** BEGIN Data shown **

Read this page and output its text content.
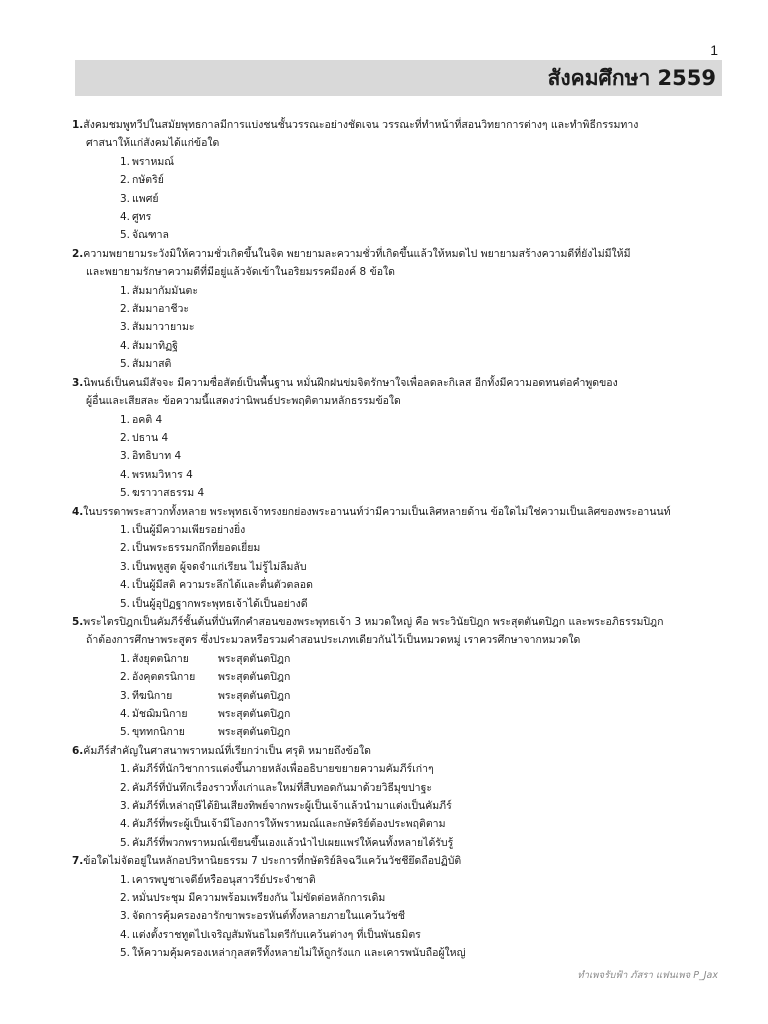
1
สังคมศึกษา 2559
1.สังคมชมพูทวีปในสมัยพุทธกาลมีการแบ่งชนชั้นวรรณะอย่างชัดเจน วรรณะที่ทำหน้าที่สอนวิทยาการต่างๆ และทำพิธีกรรมทาง
ศาสนาให้แก่สังคมได้แก่ข้อใด
1. พราหมณ์
2. กษัตริย์
3. แพศย์
4. ศูทร
5. จัณฑาล
2.ความพยายามระวังมิให้ความชั่วเกิดขึ้นในจิต พยายามละความชั่วที่เกิดขึ้นแล้วให้หมดไป พยายามสร้างความดีที่ยังไม่มีให้มี
และพยายามรักษาความดีที่มีอยู่แล้วจัดเข้าในอริยมรรคมีองค์ 8 ข้อใด
1. สัมมากัมมันตะ
2. สัมมาอาชีวะ
3. สัมมาวายามะ
4. สัมมาทิฏฐิ
5. สัมมาสติ
3.นิพนธ์เป็นคนมีสัจจะ มีความซื่อสัตย์เป็นพื้นฐาน หมั่นฝึกฝนข่มจิตรักษาใจเพื่อลดละกิเลส อีกทั้งมีความอดทนต่อคำพูดของ
ผู้อื่นและเสียสละ ข้อความนี้แสดงว่านิพนธ์ประพฤติตามหลักธรรมข้อใด
1. อคติ 4
2. ปธาน 4
3. อิทธิบาท 4
4. พรหมวิหาร 4
5. ฆราวาสธรรม 4
4.ในบรรดาพระสาวกทั้งหลาย พระพุทธเจ้าทรงยกย่องพระอานนท์ว่ามีความเป็นเลิศหลายด้าน ข้อใดไม่ใช่ความเป็นเลิศของพระอานนท์
1. เป็นผู้มีความเพียรอย่างยิ่ง
2. เป็นพระธรรมกถึกที่ยอดเยี่ยม
3. เป็นพหูสูต ผู้จดจำแก่เรียน ไม่รู้ไม่ลืมลับ
4. เป็นผู้มีสติ ความระลึกได้และตื่นตัวตลอด
5. เป็นผู้อุปัฏฐากพระพุทธเจ้าได้เป็นอย่างดี
5.พระไตรปิฎกเป็นคัมภีร์ชั้นต้นที่บันทึกคำสอนของพระพุทธเจ้า 3 หมวดใหญ่ คือ พระวินัยปิฎก พระสุตตันตปิฎก และพระอภิธรรมปิฎก
ถ้าต้องการศึกษาพระสูตร ซึ่งประมวลหรือรวมคำสอนประเภทเดียวกันไว้เป็นหมวดหมู่ เราควรศึกษาจากหมวดใด
1. สังยุตตนิกาย	พระสุตตันตปิฎก
2. อังคุตตรนิกาย	พระสุตตันตปิฎก
3. ทีฆนิกาย	พระสุตตันตปิฎก
4. มัชฌิมนิกาย	พระสุตตันตปิฎก
5. ขุททกนิกาย	พระสุตตันตปิฎก
6.คัมภีร์สำคัญในศาสนาพราหมณ์ที่เรียกว่าเป็น ศรุติ หมายถึงข้อใด
1. คัมภีร์ที่นักวิชาการแต่งขึ้นภายหลังเพื่ออธิบายขยายความคัมภีร์เก่าๆ
2. คัมภีร์ที่บันทึกเรื่องราวทั้งเก่าและใหม่ที่สืบทอดกันมาด้วยวิธีมุขปาฐะ
3. คัมภีร์ที่เหล่าฤษีได้ยินเสียงทิพย์จากพระผู้เป็นเจ้าแล้วนำมาแต่งเป็นคัมภีร์
4. คัมภีร์ที่พระผู้เป็นเจ้ามีโองการให้พราหมณ์และกษัตริย์ต้องประพฤติตาม
5. คัมภีร์ที่พวกพราหมณ์เขียนขึ้นเองแล้วนำไปเผยแพร่ให้คนทั้งหลายได้รับรู้
7.ข้อใดไม่จัดอยู่ในหลักอปริหานิยธรรม 7 ประการที่กษัตริย์ลิจฉวีแคว้นวัชชียึดถือปฏิบัติ
1. เคารพบูชาเจดีย์หรืออนุสาวรีย์ประจำชาติ
2. หมั่นประชุม มีความพร้อมเพรียงกัน ไม่ขัดต่อหลักการเดิม
3. จัดการคุ้มครองอารักขาพระอรหันต์ทั้งหลายภายในแคว้นวัชชี
4. แต่งตั้งราชทูตไปเจริญสัมพันธไมตรีกับแคว้นต่างๆ ที่เป็นพันธมิตร
5. ให้ความคุ้มครองเหล่ากุลสตรีทั้งหลายไม่ให้ถูกรังแก และเคารพนับถือผู้ใหญ่
ทำเพจรับฟ้า ภัสรา แฟนเพจ P_Jax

** END Data shown **

→ Task to carry out:
Write out the records above exactly as they stand, leaving out every picture.

→ Exercise answer:
Read this page and output its text content.
1
สังคมศึกษา 2559
1.สังคมชมพูทวีปในสมัยพุทธกาลมีการแบ่งชนชั้นวรรณะอย่างชัดเจน วรรณะที่ทำหน้าที่สอนวิทยาการต่างๆ และทำพิธีกรรมทาง
ศาสนาให้แก่สังคมได้แก่ข้อใด
1. พราหมณ์
2. กษัตริย์
3. แพศย์
4. ศูทร
5. จัณฑาล
2.ความพยายามระวังมิให้ความชั่วเกิดขึ้นในจิต พยายามละความชั่วที่เกิดขึ้นแล้วให้หมดไป พยายามสร้างความดีที่ยังไม่มีให้มี
และพยายามรักษาความดีที่มีอยู่แล้วจัดเข้าในอริยมรรคมีองค์ 8 ข้อใด
1. สัมมากัมมันตะ
2. สัมมาอาชีวะ
3. สัมมาวายามะ
4. สัมมาทิฏฐิ
5. สัมมาสติ
3.นิพนธ์เป็นคนมีสัจจะ มีความซื่อสัตย์เป็นพื้นฐาน หมั่นฝึกฝนข่มจิตรักษาใจเพื่อลดละกิเลส อีกทั้งมีความอดทนต่อคำพูดของ
ผู้อื่นและเสียสละ ข้อความนี้แสดงว่านิพนธ์ประพฤติตามหลักธรรมข้อใด
1. อคติ 4
2. ปธาน 4
3. อิทธิบาท 4
4. พรหมวิหาร 4
5. ฆราวาสธรรม 4
4.ในบรรดาพระสาวกทั้งหลาย พระพุทธเจ้าทรงยกย่องพระอานนท์ว่ามีความเป็นเลิศหลายด้าน ข้อใดไม่ใช่ความเป็นเลิศของพระอานนท์
1. เป็นผู้มีความเพียรอย่างยิ่ง
2. เป็นพระธรรมกถึกที่ยอดเยี่ยม
3. เป็นพหูสูต ผู้จดจำแก่เรียน ไม่รู้ไม่ลืมลับ
4. เป็นผู้มีสติ ความระลึกได้และตื่นตัวตลอด
5. เป็นผู้อุปัฏฐากพระพุทธเจ้าได้เป็นอย่างดี
5.พระไตรปิฎกเป็นคัมภีร์ชั้นต้นที่บันทึกคำสอนของพระพุทธเจ้า 3 หมวดใหญ่ คือ พระวินัยปิฎก พระสุตตันตปิฎก และพระอภิธรรมปิฎก
ถ้าต้องการศึกษาพระสูตร ซึ่งประมวลหรือรวมคำสอนประเภทเดียวกันไว้เป็นหมวดหมู่ เราควรศึกษาจากหมวดใด
1. สังยุตตนิกาย	พระสุตตันตปิฎก
2. อังคุตตรนิกาย	พระสุตตันตปิฎก
3. ทีฆนิกาย	พระสุตตันตปิฎก
4. มัชฌิมนิกาย	พระสุตตันตปิฎก
5. ขุททกนิกาย	พระสุตตันตปิฎก
6.คัมภีร์สำคัญในศาสนาพราหมณ์ที่เรียกว่าเป็น ศรุติ หมายถึงข้อใด
1. คัมภีร์ที่นักวิชาการแต่งขึ้นภายหลังเพื่ออธิบายขยายความคัมภีร์เก่าๆ
2. คัมภีร์ที่บันทึกเรื่องราวทั้งเก่าและใหม่ที่สืบทอดกันมาด้วยวิธีมุขปาฐะ
3. คัมภีร์ที่เหล่าฤษีได้ยินเสียงทิพย์จากพระผู้เป็นเจ้าแล้วนำมาแต่งเป็นคัมภีร์
4. คัมภีร์ที่พระผู้เป็นเจ้ามีโองการให้พราหมณ์และกษัตริย์ต้องประพฤติตาม
5. คัมภีร์ที่พวกพราหมณ์เขียนขึ้นเองแล้วนำไปเผยแพร่ให้คนทั้งหลายได้รับรู้
7.ข้อใดไม่จัดอยู่ในหลักอปริหานิยธรรม 7 ประการที่กษัตริย์ลิจฉวีแคว้นวัชชียึดถือปฏิบัติ
1. เคารพบูชาเจดีย์หรืออนุสาวรีย์ประจำชาติ
2. หมั่นประชุม มีความพร้อมเพรียงกัน ไม่ขัดต่อหลักการเดิม
3. จัดการคุ้มครองอารักขาพระอรหันต์ทั้งหลายภายในแคว้นวัชชี
4. แต่งตั้งราชทูตไปเจริญสัมพันธไมตรีกับแคว้นต่างๆ ที่เป็นพันธมิตร
5. ให้ความคุ้มครองเหล่ากุลสตรีทั้งหลายไม่ให้ถูกรังแก และเคารพนับถือผู้ใหญ่
ทำเพจรับฟ้า ภัสรา แฟนเพจ P_Jax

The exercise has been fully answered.